Goal of the exercise:
Spot every line with the word "Land" and return it.

Recorded data:
# # # # # # #
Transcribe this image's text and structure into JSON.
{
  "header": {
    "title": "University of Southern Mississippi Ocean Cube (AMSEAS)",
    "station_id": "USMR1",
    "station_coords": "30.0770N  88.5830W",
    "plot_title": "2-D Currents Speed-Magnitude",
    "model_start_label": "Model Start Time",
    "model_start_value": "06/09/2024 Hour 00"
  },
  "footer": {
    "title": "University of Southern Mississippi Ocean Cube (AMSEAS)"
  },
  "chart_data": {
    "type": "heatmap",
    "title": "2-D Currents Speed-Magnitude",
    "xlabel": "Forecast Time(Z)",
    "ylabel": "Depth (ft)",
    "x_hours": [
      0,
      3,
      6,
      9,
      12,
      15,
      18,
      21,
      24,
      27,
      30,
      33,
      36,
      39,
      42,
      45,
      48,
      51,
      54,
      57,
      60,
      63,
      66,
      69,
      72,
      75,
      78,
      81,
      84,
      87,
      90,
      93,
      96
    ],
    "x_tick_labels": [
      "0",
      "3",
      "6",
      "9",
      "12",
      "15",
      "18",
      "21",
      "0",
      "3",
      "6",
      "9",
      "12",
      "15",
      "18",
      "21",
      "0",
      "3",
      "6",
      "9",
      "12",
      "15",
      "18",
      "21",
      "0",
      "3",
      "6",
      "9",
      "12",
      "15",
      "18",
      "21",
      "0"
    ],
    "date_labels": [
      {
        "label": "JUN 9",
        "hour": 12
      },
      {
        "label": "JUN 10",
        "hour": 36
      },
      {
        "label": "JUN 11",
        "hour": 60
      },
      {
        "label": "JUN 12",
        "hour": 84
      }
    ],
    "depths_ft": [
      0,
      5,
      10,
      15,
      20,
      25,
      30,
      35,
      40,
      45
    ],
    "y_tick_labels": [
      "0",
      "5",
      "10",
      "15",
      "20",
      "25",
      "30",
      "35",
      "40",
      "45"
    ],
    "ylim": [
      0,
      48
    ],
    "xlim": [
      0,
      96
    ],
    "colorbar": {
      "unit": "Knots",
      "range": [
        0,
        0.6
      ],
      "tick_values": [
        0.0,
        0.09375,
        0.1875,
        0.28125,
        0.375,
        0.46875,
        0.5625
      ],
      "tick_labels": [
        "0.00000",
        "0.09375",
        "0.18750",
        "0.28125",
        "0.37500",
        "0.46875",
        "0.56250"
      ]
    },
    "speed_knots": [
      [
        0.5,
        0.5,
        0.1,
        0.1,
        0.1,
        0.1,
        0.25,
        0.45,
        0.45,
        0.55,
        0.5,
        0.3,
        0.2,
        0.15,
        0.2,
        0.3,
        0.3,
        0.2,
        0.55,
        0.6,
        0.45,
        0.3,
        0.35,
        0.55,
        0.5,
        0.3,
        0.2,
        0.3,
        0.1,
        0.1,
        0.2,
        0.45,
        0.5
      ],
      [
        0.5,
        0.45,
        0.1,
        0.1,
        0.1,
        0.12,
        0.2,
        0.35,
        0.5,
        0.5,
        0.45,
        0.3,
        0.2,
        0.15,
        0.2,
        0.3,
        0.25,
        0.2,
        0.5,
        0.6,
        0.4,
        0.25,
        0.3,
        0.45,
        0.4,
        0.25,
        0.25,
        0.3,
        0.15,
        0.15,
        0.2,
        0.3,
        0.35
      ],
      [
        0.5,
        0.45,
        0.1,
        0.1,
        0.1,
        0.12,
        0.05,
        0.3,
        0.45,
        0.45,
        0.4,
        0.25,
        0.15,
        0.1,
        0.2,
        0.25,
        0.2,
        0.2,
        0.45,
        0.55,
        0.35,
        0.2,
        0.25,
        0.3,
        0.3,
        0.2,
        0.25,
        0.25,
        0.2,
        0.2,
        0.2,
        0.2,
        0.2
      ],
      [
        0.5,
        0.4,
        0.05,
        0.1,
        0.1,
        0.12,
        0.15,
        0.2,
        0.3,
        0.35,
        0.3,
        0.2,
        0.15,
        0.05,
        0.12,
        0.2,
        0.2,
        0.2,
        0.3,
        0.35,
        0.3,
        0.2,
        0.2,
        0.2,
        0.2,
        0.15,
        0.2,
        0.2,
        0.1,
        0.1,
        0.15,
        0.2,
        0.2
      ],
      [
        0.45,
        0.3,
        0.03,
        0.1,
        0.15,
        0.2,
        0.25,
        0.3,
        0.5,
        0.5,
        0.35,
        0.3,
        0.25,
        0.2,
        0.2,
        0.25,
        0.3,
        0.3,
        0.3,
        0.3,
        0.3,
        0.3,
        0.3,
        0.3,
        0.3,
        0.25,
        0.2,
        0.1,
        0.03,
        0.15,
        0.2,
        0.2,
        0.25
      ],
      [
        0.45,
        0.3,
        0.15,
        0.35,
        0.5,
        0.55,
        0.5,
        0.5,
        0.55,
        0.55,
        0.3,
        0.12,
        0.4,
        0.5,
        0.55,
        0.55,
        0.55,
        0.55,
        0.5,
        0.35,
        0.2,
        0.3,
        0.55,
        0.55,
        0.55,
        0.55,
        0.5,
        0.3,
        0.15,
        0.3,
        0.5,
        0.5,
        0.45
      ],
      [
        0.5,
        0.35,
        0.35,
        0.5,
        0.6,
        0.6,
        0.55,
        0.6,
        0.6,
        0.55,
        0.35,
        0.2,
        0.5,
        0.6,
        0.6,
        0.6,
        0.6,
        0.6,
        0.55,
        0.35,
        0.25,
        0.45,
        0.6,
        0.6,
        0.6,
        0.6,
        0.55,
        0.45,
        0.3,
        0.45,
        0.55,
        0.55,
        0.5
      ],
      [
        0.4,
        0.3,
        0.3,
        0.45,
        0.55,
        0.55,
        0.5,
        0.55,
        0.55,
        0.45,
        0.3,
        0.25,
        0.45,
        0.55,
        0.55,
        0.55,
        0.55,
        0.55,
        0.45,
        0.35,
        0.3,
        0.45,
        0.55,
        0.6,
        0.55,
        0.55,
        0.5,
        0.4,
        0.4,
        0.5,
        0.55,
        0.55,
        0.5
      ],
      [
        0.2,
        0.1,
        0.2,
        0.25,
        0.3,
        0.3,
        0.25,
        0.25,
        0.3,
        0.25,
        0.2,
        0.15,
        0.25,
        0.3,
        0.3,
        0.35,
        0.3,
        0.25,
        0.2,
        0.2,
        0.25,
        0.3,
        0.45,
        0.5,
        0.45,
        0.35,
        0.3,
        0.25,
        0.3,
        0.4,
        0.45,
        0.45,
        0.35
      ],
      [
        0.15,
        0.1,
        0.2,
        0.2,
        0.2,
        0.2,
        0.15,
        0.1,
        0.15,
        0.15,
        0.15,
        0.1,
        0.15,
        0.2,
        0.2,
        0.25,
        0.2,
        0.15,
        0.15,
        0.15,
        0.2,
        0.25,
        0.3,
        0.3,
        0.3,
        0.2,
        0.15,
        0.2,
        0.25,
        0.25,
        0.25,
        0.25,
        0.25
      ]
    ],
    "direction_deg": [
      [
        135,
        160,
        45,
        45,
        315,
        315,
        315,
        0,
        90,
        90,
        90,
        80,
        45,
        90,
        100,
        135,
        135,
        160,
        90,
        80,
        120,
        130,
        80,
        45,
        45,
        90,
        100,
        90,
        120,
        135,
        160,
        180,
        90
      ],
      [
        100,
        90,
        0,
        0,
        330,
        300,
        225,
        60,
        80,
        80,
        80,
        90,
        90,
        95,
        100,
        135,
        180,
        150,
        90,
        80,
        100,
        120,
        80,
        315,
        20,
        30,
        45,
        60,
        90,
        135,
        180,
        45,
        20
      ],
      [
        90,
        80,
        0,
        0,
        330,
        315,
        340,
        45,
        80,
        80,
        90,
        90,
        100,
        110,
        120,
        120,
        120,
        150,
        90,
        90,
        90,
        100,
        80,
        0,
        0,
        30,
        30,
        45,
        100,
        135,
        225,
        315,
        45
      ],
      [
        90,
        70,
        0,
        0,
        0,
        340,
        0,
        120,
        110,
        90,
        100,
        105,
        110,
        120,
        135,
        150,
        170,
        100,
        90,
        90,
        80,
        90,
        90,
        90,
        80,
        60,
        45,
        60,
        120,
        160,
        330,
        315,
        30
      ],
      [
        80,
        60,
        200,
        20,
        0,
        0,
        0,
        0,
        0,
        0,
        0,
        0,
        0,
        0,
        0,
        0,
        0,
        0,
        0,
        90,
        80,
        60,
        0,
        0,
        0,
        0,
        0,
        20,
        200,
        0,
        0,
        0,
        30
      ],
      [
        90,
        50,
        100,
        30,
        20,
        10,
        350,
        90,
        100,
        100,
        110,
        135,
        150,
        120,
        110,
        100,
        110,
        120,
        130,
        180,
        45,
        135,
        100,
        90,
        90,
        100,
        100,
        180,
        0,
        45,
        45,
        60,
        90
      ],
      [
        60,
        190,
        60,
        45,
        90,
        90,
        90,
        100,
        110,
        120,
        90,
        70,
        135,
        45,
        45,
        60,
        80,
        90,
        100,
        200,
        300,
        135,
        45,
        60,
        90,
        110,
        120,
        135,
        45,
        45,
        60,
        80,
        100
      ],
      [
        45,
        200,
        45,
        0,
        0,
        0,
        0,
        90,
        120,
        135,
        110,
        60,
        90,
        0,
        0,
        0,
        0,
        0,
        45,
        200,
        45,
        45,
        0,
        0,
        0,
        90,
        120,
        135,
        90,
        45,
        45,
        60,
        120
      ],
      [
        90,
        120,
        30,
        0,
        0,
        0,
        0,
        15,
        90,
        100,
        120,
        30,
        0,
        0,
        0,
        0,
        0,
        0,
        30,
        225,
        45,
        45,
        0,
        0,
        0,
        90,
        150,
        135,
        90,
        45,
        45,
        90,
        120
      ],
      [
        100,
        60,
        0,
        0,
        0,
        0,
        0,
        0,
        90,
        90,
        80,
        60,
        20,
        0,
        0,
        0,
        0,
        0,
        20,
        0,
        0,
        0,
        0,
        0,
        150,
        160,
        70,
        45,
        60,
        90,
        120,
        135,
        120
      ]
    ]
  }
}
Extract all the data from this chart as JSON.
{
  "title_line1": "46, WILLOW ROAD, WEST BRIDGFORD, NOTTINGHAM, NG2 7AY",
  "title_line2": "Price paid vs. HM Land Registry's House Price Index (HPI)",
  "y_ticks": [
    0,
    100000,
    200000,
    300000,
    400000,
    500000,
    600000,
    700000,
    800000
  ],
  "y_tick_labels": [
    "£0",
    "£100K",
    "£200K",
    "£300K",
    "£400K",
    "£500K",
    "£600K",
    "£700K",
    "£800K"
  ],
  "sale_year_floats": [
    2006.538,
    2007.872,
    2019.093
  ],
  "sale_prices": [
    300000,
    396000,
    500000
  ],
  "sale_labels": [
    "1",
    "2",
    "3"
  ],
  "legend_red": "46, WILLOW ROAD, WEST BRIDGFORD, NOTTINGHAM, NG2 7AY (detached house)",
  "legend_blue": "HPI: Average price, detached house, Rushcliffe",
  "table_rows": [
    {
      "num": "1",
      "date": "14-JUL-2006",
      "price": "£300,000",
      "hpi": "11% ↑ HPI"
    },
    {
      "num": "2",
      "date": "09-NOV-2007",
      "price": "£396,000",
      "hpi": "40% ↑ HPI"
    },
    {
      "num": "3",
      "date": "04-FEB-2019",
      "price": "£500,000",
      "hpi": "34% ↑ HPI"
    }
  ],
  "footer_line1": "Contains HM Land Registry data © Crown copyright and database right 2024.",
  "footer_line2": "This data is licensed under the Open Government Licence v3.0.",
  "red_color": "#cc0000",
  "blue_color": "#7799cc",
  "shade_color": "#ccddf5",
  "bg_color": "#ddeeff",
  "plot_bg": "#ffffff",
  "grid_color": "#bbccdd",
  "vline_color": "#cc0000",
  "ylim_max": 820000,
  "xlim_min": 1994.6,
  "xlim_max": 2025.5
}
# # # # # # #
Written answer:
  "title_line2": "Price paid vs. HM Land Registry's House Price Index (HPI)",
  "footer_line1": "Contains HM Land Registry data © Crown copyright and database right 2024.",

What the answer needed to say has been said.